» THE TASK: Transcribe the listing word for word.
::::::::
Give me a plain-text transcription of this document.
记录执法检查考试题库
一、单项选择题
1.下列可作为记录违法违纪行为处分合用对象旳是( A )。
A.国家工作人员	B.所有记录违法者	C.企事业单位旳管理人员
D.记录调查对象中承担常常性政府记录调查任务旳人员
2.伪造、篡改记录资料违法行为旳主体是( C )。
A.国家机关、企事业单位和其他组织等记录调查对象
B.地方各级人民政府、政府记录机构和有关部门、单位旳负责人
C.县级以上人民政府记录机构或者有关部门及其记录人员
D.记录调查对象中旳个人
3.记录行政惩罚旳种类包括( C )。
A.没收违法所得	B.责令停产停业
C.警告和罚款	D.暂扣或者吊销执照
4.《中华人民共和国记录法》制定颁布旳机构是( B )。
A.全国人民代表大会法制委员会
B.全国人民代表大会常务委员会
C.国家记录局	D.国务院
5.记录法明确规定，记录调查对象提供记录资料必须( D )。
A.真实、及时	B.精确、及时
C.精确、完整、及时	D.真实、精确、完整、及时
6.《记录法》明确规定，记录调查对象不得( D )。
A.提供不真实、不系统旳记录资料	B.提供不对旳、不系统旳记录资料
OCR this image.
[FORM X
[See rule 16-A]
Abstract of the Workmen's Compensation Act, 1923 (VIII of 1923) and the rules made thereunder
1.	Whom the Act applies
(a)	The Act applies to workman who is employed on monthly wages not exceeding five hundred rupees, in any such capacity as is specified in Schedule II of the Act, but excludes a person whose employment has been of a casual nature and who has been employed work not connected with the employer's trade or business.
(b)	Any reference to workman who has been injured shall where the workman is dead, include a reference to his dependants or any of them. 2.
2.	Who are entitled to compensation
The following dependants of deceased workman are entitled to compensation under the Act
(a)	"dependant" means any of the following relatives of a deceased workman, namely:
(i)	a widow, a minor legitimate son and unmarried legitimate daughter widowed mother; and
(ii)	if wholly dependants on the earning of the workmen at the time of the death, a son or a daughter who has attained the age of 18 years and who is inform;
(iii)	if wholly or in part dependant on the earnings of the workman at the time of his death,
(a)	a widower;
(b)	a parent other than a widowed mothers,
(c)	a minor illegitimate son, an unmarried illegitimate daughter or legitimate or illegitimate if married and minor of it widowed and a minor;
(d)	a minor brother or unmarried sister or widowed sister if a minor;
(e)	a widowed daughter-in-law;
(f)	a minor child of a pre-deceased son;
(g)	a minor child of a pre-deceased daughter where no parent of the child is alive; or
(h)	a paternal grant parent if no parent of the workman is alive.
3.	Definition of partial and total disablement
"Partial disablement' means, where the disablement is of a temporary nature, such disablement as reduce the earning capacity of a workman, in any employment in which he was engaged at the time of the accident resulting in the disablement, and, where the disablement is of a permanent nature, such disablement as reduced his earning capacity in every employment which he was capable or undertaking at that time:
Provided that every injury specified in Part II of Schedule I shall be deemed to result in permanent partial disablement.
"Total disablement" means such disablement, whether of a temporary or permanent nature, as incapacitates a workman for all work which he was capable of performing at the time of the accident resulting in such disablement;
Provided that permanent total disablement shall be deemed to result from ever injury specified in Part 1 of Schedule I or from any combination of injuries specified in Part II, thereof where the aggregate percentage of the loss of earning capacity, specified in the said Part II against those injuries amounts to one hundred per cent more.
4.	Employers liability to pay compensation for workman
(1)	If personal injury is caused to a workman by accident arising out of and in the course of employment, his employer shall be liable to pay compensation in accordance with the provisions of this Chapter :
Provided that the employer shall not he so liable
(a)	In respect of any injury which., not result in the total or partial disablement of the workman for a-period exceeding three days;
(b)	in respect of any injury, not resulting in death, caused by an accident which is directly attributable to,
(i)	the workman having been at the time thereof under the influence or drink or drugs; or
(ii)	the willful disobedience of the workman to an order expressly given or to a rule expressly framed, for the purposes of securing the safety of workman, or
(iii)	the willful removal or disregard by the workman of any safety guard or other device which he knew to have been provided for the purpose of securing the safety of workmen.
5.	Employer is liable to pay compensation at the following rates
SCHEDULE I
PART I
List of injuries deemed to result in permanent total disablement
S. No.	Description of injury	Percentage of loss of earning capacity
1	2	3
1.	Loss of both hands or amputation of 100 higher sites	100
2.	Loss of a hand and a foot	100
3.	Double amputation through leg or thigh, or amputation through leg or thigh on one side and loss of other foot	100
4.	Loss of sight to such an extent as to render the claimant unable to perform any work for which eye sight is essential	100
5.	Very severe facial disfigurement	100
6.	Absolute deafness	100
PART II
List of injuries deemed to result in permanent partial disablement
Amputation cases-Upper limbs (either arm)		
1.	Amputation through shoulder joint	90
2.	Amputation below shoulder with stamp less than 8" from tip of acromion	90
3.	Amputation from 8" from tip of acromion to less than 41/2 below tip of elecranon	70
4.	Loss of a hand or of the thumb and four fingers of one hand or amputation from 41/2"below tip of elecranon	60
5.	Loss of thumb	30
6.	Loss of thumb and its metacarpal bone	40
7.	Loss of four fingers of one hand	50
::::::::
» FULL ANSWER:
Give me a plain-text transcription of this document.
记录执法检查考试题库
一、单项选择题
1.下列可作为记录违法违纪行为处分合用对象旳是( A )。
A.国家工作人员	B.所有记录违法者	C.企事业单位旳管理人员
D.记录调查对象中承担常常性政府记录调查任务旳人员
2.伪造、篡改记录资料违法行为旳主体是( C )。
A.国家机关、企事业单位和其他组织等记录调查对象
B.地方各级人民政府、政府记录机构和有关部门、单位旳负责人
C.县级以上人民政府记录机构或者有关部门及其记录人员
D.记录调查对象中旳个人
3.记录行政惩罚旳种类包括( C )。
A.没收违法所得	B.责令停产停业
C.警告和罚款	D.暂扣或者吊销执照
4.《中华人民共和国记录法》制定颁布旳机构是( B )。
A.全国人民代表大会法制委员会
B.全国人民代表大会常务委员会
C.国家记录局	D.国务院
5.记录法明确规定，记录调查对象提供记录资料必须( D )。
A.真实、及时	B.精确、及时
C.精确、完整、及时	D.真实、精确、完整、及时
6.《记录法》明确规定，记录调查对象不得( D )。
A.提供不真实、不系统旳记录资料	B.提供不对旳、不系统旳记录资料
OCR this image.
[FORM X
[See rule 16-A]
Abstract of the Workmen's Compensation Act, 1923 (VIII of 1923) and the rules made thereunder
1.	Whom the Act applies
(a)	The Act applies to workman who is employed on monthly wages not exceeding five hundred rupees, in any such capacity as is specified in Schedule II of the Act, but excludes a person whose employment has been of a casual nature and who has been employed work not connected with the employer's trade or business.
(b)	Any reference to workman who has been injured shall where the workman is dead, include a reference to his dependants or any of them. 2.
2.	Who are entitled to compensation
The following dependants of deceased workman are entitled to compensation under the Act
(a)	"dependant" means any of the following relatives of a deceased workman, namely:
(i)	a widow, a minor legitimate son and unmarried legitimate daughter widowed mother; and
(ii)	if wholly dependants on the earning of the workmen at the time of the death, a son or a daughter who has attained the age of 18 years and who is inform;
(iii)	if wholly or in part dependant on the earnings of the workman at the time of his death,
(a)	a widower;
(b)	a parent other than a widowed mothers,
(c)	a minor illegitimate son, an unmarried illegitimate daughter or legitimate or illegitimate if married and minor of it widowed and a minor;
(d)	a minor brother or unmarried sister or widowed sister if a minor;
(e)	a widowed daughter-in-law;
(f)	a minor child of a pre-deceased son;
(g)	a minor child of a pre-deceased daughter where no parent of the child is alive; or
(h)	a paternal grant parent if no parent of the workman is alive.
3.	Definition of partial and total disablement
"Partial disablement' means, where the disablement is of a temporary nature, such disablement as reduce the earning capacity of a workman, in any employment in which he was engaged at the time of the accident resulting in the disablement, and, where the disablement is of a permanent nature, such disablement as reduced his earning capacity in every employment which he was capable or undertaking at that time:
Provided that every injury specified in Part II of Schedule I shall be deemed to result in permanent partial disablement.
"Total disablement" means such disablement, whether of a temporary or permanent nature, as incapacitates a workman for all work which he was capable of performing at the time of the accident resulting in such disablement;
Provided that permanent total disablement shall be deemed to result from ever injury specified in Part 1 of Schedule I or from any combination of injuries specified in Part II, thereof where the aggregate percentage of the loss of earning capacity, specified in the said Part II against those injuries amounts to one hundred per cent more.
4.	Employers liability to pay compensation for workman
(1)	If personal injury is caused to a workman by accident arising out of and in the course of employment, his employer shall be liable to pay compensation in accordance with the provisions of this Chapter :
Provided that the employer shall not he so liable
(a)	In respect of any injury which., not result in the total or partial disablement of the workman for a-period exceeding three days;
(b)	in respect of any injury, not resulting in death, caused by an accident which is directly attributable to,
(i)	the workman having been at the time thereof under the influence or drink or drugs; or
(ii)	the willful disobedience of the workman to an order expressly given or to a rule expressly framed, for the purposes of securing the safety of workman, or
(iii)	the willful removal or disregard by the workman of any safety guard or other device which he knew to have been provided for the purpose of securing the safety of workmen.
5.	Employer is liable to pay compensation at the following rates
SCHEDULE I
PART I
List of injuries deemed to result in permanent total disablement
S. No.	Description of injury	Percentage of loss of earning capacity
1	2	3
1.	Loss of both hands or amputation of 100 higher sites	100
2.	Loss of a hand and a foot	100
3.	Double amputation through leg or thigh, or amputation through leg or thigh on one side and loss of other foot	100
4.	Loss of sight to such an extent as to render the claimant unable to perform any work for which eye sight is essential	100
5.	Very severe facial disfigurement	100
6.	Absolute deafness	100
PART II
List of injuries deemed to result in permanent partial disablement
Amputation cases-Upper limbs (either arm)		
1.	Amputation through shoulder joint	90
2.	Amputation below shoulder with stamp less than 8" from tip of acromion	90
3.	Amputation from 8" from tip of acromion to less than 41/2 below tip of elecranon	70
4.	Loss of a hand or of the thumb and four fingers of one hand or amputation from 41/2"below tip of elecranon	60
5.	Loss of thumb	30
6.	Loss of thumb and its metacarpal bone	40
7.	Loss of four fingers of one hand	50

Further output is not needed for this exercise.